■ THE REQUEST:
Copy every record below exactly.

■ DATA ROWS:
++++
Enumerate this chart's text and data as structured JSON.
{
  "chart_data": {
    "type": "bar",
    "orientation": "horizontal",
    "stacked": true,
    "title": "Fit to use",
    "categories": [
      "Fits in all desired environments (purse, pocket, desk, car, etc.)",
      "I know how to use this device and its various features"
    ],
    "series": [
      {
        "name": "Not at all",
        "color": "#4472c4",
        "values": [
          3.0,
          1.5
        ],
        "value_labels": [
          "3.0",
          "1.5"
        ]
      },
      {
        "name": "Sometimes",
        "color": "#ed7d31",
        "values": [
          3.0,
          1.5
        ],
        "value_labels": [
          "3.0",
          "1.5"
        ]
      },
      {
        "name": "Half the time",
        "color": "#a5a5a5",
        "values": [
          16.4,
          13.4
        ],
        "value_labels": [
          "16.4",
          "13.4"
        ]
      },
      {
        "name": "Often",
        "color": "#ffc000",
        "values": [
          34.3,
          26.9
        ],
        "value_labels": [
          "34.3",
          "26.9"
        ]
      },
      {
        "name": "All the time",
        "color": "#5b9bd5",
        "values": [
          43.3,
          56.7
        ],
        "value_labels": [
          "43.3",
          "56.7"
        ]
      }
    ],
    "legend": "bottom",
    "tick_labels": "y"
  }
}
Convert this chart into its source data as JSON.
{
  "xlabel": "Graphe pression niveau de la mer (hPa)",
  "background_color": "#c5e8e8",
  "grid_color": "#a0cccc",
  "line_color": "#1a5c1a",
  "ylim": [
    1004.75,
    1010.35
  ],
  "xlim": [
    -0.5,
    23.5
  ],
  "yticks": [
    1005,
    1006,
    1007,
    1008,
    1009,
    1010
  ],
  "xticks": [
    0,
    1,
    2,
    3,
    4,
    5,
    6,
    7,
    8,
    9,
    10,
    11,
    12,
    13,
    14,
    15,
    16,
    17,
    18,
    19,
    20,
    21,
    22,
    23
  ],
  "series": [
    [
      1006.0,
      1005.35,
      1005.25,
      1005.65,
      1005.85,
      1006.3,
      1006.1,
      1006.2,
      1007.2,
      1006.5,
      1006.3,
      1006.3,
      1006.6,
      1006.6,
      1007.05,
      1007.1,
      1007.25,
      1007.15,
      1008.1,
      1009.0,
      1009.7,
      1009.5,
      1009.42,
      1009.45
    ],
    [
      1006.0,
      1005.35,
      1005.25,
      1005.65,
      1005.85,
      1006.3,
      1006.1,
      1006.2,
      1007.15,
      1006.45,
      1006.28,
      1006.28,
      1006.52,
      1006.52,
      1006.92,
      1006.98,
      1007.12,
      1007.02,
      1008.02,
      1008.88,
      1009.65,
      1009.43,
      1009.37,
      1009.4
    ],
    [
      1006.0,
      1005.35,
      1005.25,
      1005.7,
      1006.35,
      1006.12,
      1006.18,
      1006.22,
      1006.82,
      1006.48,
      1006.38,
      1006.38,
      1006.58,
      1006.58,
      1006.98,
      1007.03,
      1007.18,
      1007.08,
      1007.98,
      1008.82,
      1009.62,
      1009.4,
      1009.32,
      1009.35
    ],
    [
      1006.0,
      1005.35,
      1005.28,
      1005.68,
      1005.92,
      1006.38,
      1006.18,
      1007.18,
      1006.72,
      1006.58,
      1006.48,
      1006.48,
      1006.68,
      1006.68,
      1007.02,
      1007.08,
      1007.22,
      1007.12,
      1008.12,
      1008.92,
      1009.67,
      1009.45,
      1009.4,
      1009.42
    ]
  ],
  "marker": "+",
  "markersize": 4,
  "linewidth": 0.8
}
++++
■ FINAL ANSWER:
Enumerate this chart's text and data as structured JSON.
{
  "chart_data": {
    "type": "bar",
    "orientation": "horizontal",
    "stacked": true,
    "title": "Fit to use",
    "categories": [
      "Fits in all desired environments (purse, pocket, desk, car, etc.)",
      "I know how to use this device and its various features"
    ],
    "series": [
      {
        "name": "Not at all",
        "color": "#4472c4",
        "values": [
          3.0,
          1.5
        ],
        "value_labels": [
          "3.0",
          "1.5"
        ]
      },
      {
        "name": "Sometimes",
        "color": "#ed7d31",
        "values": [
          3.0,
          1.5
        ],
        "value_labels": [
          "3.0",
          "1.5"
        ]
      },
      {
        "name": "Half the time",
        "color": "#a5a5a5",
        "values": [
          16.4,
          13.4
        ],
        "value_labels": [
          "16.4",
          "13.4"
        ]
      },
      {
        "name": "Often",
        "color": "#ffc000",
        "values": [
          34.3,
          26.9
        ],
        "value_labels": [
          "34.3",
          "26.9"
        ]
      },
      {
        "name": "All the time",
        "color": "#5b9bd5",
        "values": [
          43.3,
          56.7
        ],
        "value_labels": [
          "43.3",
          "56.7"
        ]
      }
    ],
    "legend": "bottom",
    "tick_labels": "y"
  }
}
Convert this chart into its source data as JSON.
{
  "xlabel": "Graphe pression niveau de la mer (hPa)",
  "background_color": "#c5e8e8",
  "grid_color": "#a0cccc",
  "line_color": "#1a5c1a",
  "ylim": [
    1004.75,
    1010.35
  ],
  "xlim": [
    -0.5,
    23.5
  ],
  "yticks": [
    1005,
    1006,
    1007,
    1008,
    1009,
    1010
  ],
  "xticks": [
    0,
    1,
    2,
    3,
    4,
    5,
    6,
    7,
    8,
    9,
    10,
    11,
    12,
    13,
    14,
    15,
    16,
    17,
    18,
    19,
    20,
    21,
    22,
    23
  ],
  "series": [
    [
      1006.0,
      1005.35,
      1005.25,
      1005.65,
      1005.85,
      1006.3,
      1006.1,
      1006.2,
      1007.2,
      1006.5,
      1006.3,
      1006.3,
      1006.6,
      1006.6,
      1007.05,
      1007.1,
      1007.25,
      1007.15,
      1008.1,
      1009.0,
      1009.7,
      1009.5,
      1009.42,
      1009.45
    ],
    [
      1006.0,
      1005.35,
      1005.25,
      1005.65,
      1005.85,
      1006.3,
      1006.1,
      1006.2,
      1007.15,
      1006.45,
      1006.28,
      1006.28,
      1006.52,
      1006.52,
      1006.92,
      1006.98,
      1007.12,
      1007.02,
      1008.02,
      1008.88,
      1009.65,
      1009.43,
      1009.37,
      1009.4
    ],
    [
      1006.0,
      1005.35,
      1005.25,
      1005.7,
      1006.35,
      1006.12,
      1006.18,
      1006.22,
      1006.82,
      1006.48,
      1006.38,
      1006.38,
      1006.58,
      1006.58,
      1006.98,
      1007.03,
      1007.18,
      1007.08,
      1007.98,
      1008.82,
      1009.62,
      1009.4,
      1009.32,
      1009.35
    ],
    [
      1006.0,
      1005.35,
      1005.28,
      1005.68,
      1005.92,
      1006.38,
      1006.18,
      1007.18,
      1006.72,
      1006.58,
      1006.48,
      1006.48,
      1006.68,
      1006.68,
      1007.02,
      1007.08,
      1007.22,
      1007.12,
      1008.12,
      1008.92,
      1009.67,
      1009.45,
      1009.4,
      1009.42
    ]
  ],
  "marker": "+",
  "markersize": 4,
  "linewidth": 0.8
}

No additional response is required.